▶ _Exercise aim_:
Below are the records; collect from them each line containing the string "zggM".
-- START OF Record extracts --
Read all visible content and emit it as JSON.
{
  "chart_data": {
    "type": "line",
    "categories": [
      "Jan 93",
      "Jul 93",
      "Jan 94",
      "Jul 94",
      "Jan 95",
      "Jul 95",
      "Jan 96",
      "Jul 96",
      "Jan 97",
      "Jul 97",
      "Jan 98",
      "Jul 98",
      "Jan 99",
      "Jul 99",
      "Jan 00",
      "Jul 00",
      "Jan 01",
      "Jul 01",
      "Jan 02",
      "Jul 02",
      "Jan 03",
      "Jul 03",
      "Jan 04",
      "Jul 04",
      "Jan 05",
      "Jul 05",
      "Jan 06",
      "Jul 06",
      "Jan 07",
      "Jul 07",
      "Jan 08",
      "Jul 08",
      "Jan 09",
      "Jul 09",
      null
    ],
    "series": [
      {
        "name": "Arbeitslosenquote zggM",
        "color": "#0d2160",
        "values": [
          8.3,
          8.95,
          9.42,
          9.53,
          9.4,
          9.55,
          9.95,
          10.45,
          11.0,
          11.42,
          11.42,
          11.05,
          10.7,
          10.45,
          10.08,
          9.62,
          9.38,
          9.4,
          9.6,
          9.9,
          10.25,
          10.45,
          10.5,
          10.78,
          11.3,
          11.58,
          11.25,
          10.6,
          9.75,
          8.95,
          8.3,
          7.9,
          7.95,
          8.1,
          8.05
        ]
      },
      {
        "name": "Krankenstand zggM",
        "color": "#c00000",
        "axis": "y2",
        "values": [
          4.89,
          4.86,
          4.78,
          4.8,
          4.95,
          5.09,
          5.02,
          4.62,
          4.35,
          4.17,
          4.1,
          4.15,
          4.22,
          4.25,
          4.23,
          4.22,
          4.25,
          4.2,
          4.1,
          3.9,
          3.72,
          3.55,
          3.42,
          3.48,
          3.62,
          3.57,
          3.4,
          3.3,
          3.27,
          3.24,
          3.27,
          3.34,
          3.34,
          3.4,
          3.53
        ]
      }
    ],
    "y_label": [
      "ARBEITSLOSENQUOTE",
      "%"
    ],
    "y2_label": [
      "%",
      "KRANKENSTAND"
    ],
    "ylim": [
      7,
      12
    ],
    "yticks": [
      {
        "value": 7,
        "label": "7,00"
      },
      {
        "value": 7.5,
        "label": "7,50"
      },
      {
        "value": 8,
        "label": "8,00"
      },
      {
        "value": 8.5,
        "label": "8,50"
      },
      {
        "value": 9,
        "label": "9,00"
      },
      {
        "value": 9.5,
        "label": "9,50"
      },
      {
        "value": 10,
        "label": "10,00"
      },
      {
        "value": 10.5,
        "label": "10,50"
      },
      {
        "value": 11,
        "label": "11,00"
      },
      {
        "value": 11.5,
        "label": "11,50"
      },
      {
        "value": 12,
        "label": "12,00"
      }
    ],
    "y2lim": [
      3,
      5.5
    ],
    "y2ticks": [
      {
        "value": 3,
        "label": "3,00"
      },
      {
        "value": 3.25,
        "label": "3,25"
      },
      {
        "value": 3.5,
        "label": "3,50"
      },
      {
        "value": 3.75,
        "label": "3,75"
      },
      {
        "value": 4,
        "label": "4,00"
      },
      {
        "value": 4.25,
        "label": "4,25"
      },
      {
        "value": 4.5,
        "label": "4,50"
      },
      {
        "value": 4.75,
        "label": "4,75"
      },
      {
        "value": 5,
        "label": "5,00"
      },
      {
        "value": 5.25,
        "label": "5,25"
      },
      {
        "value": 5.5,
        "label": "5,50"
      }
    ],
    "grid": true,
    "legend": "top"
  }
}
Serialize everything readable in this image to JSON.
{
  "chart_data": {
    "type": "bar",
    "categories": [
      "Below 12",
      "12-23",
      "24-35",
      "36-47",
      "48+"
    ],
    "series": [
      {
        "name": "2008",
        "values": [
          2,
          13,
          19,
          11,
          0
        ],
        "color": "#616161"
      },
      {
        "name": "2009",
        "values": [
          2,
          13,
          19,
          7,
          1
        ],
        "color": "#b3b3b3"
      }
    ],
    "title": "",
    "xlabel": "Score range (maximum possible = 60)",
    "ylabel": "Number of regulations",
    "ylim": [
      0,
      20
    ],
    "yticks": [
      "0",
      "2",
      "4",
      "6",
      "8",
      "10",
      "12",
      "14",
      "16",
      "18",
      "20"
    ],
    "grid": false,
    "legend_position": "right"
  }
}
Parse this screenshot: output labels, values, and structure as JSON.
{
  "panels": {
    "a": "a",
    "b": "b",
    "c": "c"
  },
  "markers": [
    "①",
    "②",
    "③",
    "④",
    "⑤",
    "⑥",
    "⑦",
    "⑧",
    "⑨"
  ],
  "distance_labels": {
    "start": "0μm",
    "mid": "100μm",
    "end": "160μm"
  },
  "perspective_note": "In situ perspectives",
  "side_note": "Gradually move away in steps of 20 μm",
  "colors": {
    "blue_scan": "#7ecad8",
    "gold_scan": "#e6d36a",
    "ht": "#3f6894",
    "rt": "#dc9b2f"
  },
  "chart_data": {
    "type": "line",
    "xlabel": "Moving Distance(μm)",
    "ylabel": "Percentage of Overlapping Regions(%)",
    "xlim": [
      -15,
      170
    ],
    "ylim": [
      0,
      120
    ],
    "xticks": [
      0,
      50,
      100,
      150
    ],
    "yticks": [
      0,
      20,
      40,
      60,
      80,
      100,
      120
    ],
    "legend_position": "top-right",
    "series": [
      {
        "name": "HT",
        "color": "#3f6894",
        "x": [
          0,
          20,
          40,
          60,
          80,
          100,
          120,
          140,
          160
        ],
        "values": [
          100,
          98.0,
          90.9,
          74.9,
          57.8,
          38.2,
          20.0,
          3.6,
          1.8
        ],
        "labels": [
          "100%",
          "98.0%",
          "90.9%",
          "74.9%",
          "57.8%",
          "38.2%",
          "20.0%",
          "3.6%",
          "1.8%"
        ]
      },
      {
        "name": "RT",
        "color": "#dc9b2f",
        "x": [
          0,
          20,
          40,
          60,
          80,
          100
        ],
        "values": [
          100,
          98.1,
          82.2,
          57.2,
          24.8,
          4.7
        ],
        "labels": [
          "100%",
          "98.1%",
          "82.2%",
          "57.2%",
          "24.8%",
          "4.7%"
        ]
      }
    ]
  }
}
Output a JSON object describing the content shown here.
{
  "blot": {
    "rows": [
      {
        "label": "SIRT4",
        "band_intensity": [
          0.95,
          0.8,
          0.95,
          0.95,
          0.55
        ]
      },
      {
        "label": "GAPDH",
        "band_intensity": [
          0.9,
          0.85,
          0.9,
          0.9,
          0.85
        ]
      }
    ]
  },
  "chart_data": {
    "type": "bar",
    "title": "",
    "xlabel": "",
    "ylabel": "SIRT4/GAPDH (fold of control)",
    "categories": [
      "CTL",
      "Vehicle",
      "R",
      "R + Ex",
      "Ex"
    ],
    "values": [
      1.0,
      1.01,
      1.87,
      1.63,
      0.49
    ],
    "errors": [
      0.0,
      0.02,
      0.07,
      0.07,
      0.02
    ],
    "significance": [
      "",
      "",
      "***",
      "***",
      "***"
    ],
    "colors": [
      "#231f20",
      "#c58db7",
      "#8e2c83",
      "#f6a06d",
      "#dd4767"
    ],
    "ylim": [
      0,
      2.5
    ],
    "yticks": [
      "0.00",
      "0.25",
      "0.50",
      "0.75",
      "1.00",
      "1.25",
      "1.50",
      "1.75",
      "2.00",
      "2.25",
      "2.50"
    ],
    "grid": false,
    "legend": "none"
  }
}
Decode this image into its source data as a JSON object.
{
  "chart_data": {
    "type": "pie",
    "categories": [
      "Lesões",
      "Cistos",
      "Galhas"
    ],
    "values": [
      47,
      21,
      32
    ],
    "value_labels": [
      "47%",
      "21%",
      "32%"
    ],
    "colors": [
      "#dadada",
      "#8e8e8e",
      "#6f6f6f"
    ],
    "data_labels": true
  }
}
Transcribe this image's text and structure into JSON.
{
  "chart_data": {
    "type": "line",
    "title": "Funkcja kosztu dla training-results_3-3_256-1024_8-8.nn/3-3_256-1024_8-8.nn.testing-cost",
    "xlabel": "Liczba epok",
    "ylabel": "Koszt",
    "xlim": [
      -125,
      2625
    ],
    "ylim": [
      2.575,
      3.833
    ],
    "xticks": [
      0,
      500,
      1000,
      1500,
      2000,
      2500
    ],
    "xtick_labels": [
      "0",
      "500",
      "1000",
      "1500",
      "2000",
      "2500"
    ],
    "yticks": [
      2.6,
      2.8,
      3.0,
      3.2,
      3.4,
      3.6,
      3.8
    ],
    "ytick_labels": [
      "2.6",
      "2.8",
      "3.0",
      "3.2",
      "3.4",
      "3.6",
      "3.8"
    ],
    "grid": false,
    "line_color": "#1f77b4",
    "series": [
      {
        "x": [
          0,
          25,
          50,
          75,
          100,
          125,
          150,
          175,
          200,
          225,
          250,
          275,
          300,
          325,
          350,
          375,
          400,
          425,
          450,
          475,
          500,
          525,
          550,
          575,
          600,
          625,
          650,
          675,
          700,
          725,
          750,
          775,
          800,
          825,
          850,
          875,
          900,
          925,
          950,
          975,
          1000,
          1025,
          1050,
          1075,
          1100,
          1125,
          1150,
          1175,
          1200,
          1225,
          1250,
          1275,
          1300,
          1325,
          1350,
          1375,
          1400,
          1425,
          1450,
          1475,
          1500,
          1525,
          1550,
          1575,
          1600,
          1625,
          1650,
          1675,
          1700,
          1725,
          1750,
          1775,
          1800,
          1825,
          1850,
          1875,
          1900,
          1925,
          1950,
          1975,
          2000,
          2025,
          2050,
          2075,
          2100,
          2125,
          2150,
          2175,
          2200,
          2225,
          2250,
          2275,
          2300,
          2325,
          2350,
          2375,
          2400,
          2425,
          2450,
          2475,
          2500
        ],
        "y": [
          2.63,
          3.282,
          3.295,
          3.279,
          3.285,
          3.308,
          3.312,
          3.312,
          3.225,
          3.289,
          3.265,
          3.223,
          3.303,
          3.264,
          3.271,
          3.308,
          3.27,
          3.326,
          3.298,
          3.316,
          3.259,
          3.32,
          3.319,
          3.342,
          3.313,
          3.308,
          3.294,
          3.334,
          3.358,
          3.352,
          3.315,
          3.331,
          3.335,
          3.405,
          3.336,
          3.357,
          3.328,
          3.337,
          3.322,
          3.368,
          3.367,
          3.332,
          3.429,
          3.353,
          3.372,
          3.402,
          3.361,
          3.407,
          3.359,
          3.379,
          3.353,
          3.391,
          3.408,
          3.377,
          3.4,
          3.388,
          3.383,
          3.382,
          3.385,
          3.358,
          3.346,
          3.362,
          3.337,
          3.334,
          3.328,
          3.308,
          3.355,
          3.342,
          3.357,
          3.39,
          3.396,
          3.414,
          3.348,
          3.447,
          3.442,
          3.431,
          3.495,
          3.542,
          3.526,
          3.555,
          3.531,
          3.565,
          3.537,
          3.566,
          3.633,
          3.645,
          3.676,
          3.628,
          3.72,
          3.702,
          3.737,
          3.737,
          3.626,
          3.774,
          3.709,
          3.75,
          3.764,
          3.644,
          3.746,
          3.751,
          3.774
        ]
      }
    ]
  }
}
-- END OF Record extracts --
▶ _Answer in full_:
        "name": "Arbeitslosenquote zggM",
        "name": "Krankenstand zggM",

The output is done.